TASK: Reproduce the book survey confessions starting at "5) Name one" and ending at "with such aplomb.", substituting "hefty tome" for "thick volume".

EXCERPTED PASSAGE:

We know what you did.
We did it too - and we're telling all on this weekend's NBLB Survey #5...the Book Fiend Confessions edition.
The Happy Scribe: Undead Histories
1) What books did you buy recently? I seem to be on a history and politics binge lately: Daniel J. Boorstin's The Seekers and The Discoverers; along with Barack Obama's Dreams from My Father: A Story of Race and Inheritance and The Audacity of Hope: Thoughts on Reclaiming the American Dream.
2) What's on your Amazon wish list? I want a Kindle. Badly. It's probably another gadget I won't use after its novelty wears off in six months...but I covet it every time I check my account. Though the price tag will keep my reading to paper-based books for a good long while. I can't deal with iPods, but I'm a-tremble over the Kindle. Whadyya know.
3) Complete this sentence: "If I had an unlimited book budget, I would acquire _____" ...A leather bound set of the classics, just like my mom had in her library while I was growing up. There's just something about gilt-edged paper and the smell of leather while reading Cervantes, Thucydides and Shakespeare.
4) Name one hard-to-find book you would love to see on your shelf. I have been hunting for a copy of Eleanor Hoffman's Mischief in Fez for YEARS. I can't just settle for the text version. The original illustrations were so beautiful. Love of that delicate fennec drawing could quite possibly be the root of my infatuation with fluffy, sharp-eared animals.
5) Name one book on your shelf right now, that you would NEVER SELL. My copy of The Oxford Illustrated History of Britain. My mother bought me this thick volume edited by renowned historian Kenneth O. Morgan at Oxford, after we saw the famous dining hall. There is absolutely no way I would part with this book. Some of the twentieth century discussions are already out of date (this edition ends with Thatcher) and I've spilled coffee on some pages (notably, the Tudor years, which were my chosen area of study in college), but no other compilation explores Britain's two thousand year old story with such aplomb.

MATERIAL SHOWN:
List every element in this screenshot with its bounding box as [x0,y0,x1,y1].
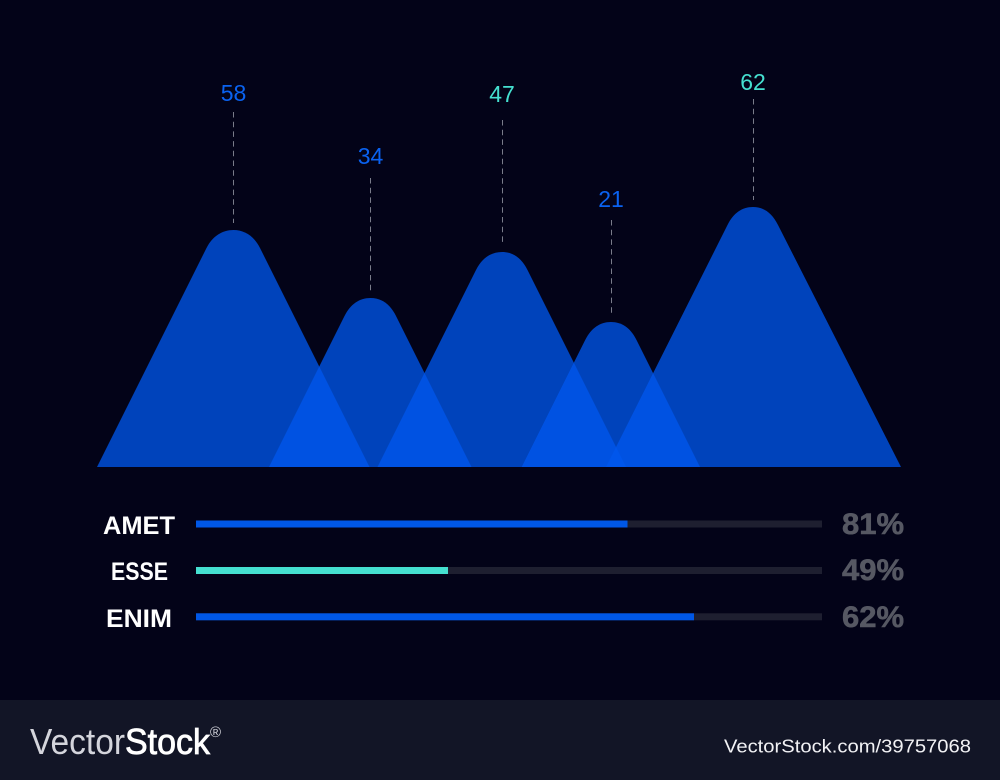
* * *
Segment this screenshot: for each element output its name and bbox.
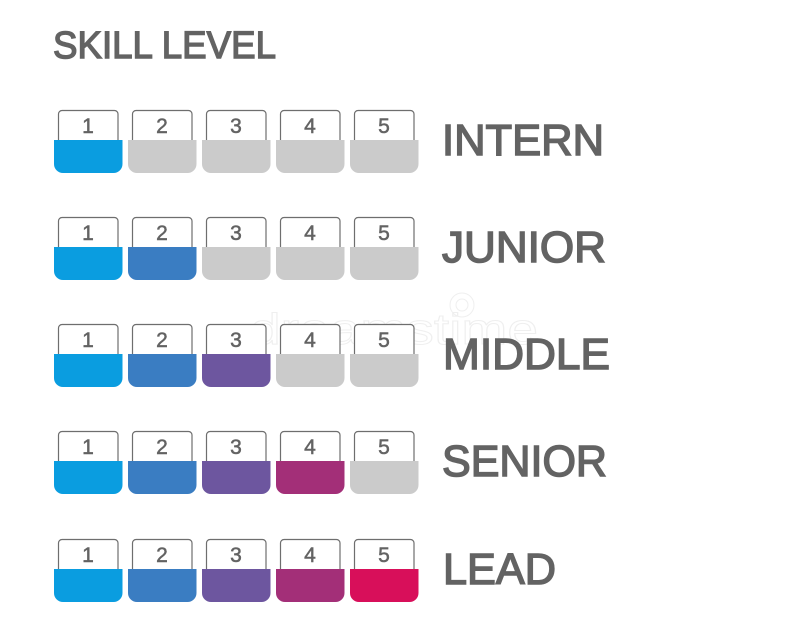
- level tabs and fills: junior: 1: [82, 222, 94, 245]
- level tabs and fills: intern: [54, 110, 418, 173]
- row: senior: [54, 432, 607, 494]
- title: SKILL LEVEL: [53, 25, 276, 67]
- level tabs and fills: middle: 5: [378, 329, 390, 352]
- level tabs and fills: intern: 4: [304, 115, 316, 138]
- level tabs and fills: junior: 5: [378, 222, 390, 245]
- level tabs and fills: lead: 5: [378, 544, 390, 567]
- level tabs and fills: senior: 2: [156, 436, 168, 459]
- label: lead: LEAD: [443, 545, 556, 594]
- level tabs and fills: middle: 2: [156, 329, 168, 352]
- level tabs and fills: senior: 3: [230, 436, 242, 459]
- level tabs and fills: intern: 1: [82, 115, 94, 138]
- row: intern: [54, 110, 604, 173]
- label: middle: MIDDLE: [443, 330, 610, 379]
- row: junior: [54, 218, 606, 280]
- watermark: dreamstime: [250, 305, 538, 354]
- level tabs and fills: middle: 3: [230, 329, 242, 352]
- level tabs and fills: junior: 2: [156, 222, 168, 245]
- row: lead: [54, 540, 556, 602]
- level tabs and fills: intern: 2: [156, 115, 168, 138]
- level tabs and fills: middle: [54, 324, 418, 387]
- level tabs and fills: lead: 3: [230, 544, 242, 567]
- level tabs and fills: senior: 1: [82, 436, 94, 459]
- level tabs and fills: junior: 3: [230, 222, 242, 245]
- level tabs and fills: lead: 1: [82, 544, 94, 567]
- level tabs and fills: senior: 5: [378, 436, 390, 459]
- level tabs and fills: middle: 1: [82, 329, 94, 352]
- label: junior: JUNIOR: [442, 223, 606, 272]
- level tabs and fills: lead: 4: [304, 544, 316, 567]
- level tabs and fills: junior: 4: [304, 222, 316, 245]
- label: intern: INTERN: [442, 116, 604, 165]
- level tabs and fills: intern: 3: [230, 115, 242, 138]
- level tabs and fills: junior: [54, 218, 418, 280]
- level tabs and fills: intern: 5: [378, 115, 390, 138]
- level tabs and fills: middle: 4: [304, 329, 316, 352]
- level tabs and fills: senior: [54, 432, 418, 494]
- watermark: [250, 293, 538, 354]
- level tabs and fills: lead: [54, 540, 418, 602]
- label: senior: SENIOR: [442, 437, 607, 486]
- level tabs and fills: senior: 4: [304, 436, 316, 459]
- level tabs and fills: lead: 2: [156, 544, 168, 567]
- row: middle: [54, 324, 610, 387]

SOLUTION TO THE PROBLEM:
5) Name one book on your shelf right now, that you would NEVER SELL. My copy of The Oxford Illustrated History of Britain. My mother bought me this hefty tome edited by renowned historian Kenneth O. Morgan at Oxford, after we saw the famous dining hall. There is absolutely no way I would part with this book. Some of the twentieth century discussions are already out of date (this edition ends with Thatcher) and I've spilled coffee on some pages (notably, the Tudor years, which were my chosen area of study in college), but no other compilation explores Britain's two thousand year old story with such aplomb.